__ESTRATTO FORNITO__.

· · ·

Disavanzo sanitario in Puglia, Forza Italia: “Immorale aumentare le tasse senza servizi adeguati”
BARI - Torna al centro del confronto politico il tema del disavanzo della sanità pugliese. Il gruppo regionale di Forza Italia interviene con una nota congiunta firmata dai consiglieri Paride Mazzotta, Paolo Dell’Erba, Massimiliano Di Cuia, Marcello Lanotte e Carmela Minuto, criticando la gestione dei conti del sistema sanitario regionale.
“Numeri selezionati e scaricabarile politico”
Nel comunicato, i consiglieri accusano alcuni esponenti del Partito Democratico di “scaricabarile” sul governo nazionale e di una lettura parziale dei dati. Al centro delle critiche c’è il fenomeno della mobilità passiva, che secondo il gruppo avrebbe un impatto rilevante sui conti regionali.
Per il 2025, la Puglia avrebbe sostenuto una spesa di circa 345 milioni di euro per cure e interventi effettuati da cittadini pugliesi in altre regioni.
“Organizzazione da rivedere, non mancano le eccellenze”
I consiglieri riconoscono la presenza di eccellenze mediche nel sistema sanitario regionale, ma denunciano criticità organizzative della rete ospedaliera. Secondo la nota, il problema non sarebbe la qualità delle prestazioni, ma la gestione complessiva del sistema.
Viene inoltre citato il confronto con altre regioni italiane, anche a guida centrodestra, per evidenziare come il disavanzo non sia un fenomeno isolato ma richieda valutazioni più ampie.
“No ad aumenti fiscali per coprire il deficit”
Il gruppo di Forza Italia ribadisce la propria contrarietà all’ipotesi di coprire il disavanzo sanitario attraverso un aumento della pressione fiscale sui cittadini pugliesi.
“Si tratterebbe di un atto immorale”, si legge nella nota, soprattutto se non accompagnato da interventi strutturali per ridurre sprechi e inefficienze nel sistema sanitario regionale.
Il tema della sostenibilità economica della sanità pugliese resta dunque al centro del dibattito politico regionale, tra esigenze di equilibrio di bilancio e qualità dei servizi ai cittadini.

· · ·

(Record archiviati)

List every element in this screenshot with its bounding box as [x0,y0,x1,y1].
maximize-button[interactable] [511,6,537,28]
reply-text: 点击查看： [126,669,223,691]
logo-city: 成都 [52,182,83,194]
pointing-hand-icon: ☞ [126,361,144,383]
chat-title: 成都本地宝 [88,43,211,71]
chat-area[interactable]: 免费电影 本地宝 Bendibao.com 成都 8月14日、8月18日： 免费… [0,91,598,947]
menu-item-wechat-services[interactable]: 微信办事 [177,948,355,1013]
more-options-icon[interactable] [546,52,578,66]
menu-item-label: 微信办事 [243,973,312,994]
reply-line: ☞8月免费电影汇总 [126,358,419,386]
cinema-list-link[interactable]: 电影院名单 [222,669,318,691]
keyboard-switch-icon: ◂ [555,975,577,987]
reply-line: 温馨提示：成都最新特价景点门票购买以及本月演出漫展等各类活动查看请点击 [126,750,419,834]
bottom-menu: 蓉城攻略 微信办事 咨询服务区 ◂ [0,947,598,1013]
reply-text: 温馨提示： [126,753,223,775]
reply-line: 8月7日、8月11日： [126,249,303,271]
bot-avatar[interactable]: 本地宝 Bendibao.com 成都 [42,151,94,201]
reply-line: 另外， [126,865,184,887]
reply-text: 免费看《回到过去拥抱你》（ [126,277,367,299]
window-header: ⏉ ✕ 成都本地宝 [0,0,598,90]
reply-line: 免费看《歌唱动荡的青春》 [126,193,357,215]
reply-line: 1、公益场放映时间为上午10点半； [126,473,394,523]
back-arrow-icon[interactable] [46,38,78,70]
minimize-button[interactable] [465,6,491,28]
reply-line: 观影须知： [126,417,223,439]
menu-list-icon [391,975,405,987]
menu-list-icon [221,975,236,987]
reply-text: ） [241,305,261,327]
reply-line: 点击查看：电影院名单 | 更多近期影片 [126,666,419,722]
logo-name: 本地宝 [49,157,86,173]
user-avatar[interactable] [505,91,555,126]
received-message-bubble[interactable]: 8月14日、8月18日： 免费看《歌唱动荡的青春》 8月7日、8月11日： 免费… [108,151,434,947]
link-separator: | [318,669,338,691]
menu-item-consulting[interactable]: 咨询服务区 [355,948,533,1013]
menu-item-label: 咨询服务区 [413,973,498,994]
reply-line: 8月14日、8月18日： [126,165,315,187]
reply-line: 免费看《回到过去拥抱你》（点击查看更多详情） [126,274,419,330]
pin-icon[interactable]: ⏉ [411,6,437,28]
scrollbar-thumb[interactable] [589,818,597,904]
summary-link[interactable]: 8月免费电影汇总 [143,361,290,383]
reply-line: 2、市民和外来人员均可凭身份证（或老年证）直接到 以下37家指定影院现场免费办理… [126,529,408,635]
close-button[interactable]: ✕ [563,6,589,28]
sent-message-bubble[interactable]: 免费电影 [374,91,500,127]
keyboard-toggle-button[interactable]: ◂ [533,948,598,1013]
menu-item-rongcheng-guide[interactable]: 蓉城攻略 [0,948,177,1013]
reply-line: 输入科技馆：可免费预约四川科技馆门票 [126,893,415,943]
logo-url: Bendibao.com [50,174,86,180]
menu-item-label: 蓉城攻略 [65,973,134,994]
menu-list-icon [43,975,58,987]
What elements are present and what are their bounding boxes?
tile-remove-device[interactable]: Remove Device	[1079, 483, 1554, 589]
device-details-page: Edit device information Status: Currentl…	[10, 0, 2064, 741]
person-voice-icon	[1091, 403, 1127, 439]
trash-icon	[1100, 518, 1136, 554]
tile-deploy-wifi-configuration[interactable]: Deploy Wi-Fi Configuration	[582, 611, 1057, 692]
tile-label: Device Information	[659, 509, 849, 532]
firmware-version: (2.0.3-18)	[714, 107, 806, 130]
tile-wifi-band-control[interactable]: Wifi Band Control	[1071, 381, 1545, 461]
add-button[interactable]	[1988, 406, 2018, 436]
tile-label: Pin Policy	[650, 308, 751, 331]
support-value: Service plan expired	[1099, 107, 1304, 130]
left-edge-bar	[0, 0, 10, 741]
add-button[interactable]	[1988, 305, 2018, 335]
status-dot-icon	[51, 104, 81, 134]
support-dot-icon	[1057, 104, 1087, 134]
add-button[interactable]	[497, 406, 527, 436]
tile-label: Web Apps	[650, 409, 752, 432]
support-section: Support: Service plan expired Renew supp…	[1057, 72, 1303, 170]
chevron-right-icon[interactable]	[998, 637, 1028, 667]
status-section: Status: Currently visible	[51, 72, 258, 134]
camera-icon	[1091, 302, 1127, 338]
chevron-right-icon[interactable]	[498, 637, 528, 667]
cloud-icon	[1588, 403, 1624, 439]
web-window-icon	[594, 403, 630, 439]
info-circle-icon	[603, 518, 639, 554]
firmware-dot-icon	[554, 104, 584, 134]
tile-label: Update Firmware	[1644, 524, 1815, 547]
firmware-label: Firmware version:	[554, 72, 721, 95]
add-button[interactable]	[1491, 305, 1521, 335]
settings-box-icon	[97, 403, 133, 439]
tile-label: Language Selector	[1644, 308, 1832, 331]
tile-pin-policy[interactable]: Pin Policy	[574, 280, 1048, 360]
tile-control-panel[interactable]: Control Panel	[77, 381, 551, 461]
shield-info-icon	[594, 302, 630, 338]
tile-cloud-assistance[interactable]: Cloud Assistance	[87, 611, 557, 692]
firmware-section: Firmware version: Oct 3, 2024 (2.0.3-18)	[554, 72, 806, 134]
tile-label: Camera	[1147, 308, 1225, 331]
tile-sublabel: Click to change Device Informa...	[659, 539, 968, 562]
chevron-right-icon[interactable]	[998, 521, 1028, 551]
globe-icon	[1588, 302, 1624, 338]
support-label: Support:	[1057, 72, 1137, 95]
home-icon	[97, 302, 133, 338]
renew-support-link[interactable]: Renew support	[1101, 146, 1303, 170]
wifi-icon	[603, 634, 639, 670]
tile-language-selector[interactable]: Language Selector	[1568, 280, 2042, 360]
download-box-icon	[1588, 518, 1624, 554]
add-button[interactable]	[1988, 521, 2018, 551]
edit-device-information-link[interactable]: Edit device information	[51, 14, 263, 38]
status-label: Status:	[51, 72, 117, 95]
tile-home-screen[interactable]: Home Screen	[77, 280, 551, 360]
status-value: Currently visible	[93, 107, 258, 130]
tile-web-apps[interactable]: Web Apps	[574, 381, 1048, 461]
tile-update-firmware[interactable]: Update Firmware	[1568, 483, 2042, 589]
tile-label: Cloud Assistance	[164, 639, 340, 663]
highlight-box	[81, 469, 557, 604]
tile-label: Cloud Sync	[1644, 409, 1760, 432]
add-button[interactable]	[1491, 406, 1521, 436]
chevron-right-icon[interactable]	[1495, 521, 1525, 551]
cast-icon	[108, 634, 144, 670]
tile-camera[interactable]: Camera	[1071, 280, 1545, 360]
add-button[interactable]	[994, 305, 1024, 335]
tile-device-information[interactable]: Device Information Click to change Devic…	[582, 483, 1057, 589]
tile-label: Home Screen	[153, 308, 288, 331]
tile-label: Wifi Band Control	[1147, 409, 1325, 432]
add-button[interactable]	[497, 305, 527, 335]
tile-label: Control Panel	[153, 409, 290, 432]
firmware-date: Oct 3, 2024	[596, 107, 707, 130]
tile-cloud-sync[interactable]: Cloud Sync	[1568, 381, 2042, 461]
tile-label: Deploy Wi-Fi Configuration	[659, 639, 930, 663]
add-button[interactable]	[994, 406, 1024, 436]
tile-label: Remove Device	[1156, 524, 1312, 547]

· · ·

__ATTIVITÀ DA SVOLGERE__.
**A.** Ricopia dall'articolo sul disavanzo sanitario in Puglia il passo che va da "BARI - Torna" fino a "sui conti regionali." compreso.
**B.** Secondo l'articolo sul disavanzo sanitario in Puglia, quanto avrebbe speso la regione nel 2025 per cure e interventi effettuati da cittadini pugliesi in altre regioni?

__SOLUZIONI DELLE ATTIVITÀ__.
**A.**
BARI - Torna al centro del confronto politico il tema del disavanzo della sanità pugliese. Il gruppo regionale di Forza Italia interviene con una nota congiunta firmata dai consiglieri Paride Mazzotta, Paolo Dell’Erba, Massimiliano Di Cuia, Marcello Lanotte e Carmela Minuto, criticando la gestione dei conti del sistema sanitario regionale.
“Numeri selezionati e scaricabarile politico”
Nel comunicato, i consiglieri accusano alcuni esponenti del Partito Democratico di “scaricabarile” sul governo nazionale e di una lettura parziale dei dati. Al centro delle critiche c’è il fenomeno della mobilità passiva, che secondo il gruppo avrebbe un impatto rilevante sui conti regionali.

**B.** Circa 345 milioni di euro.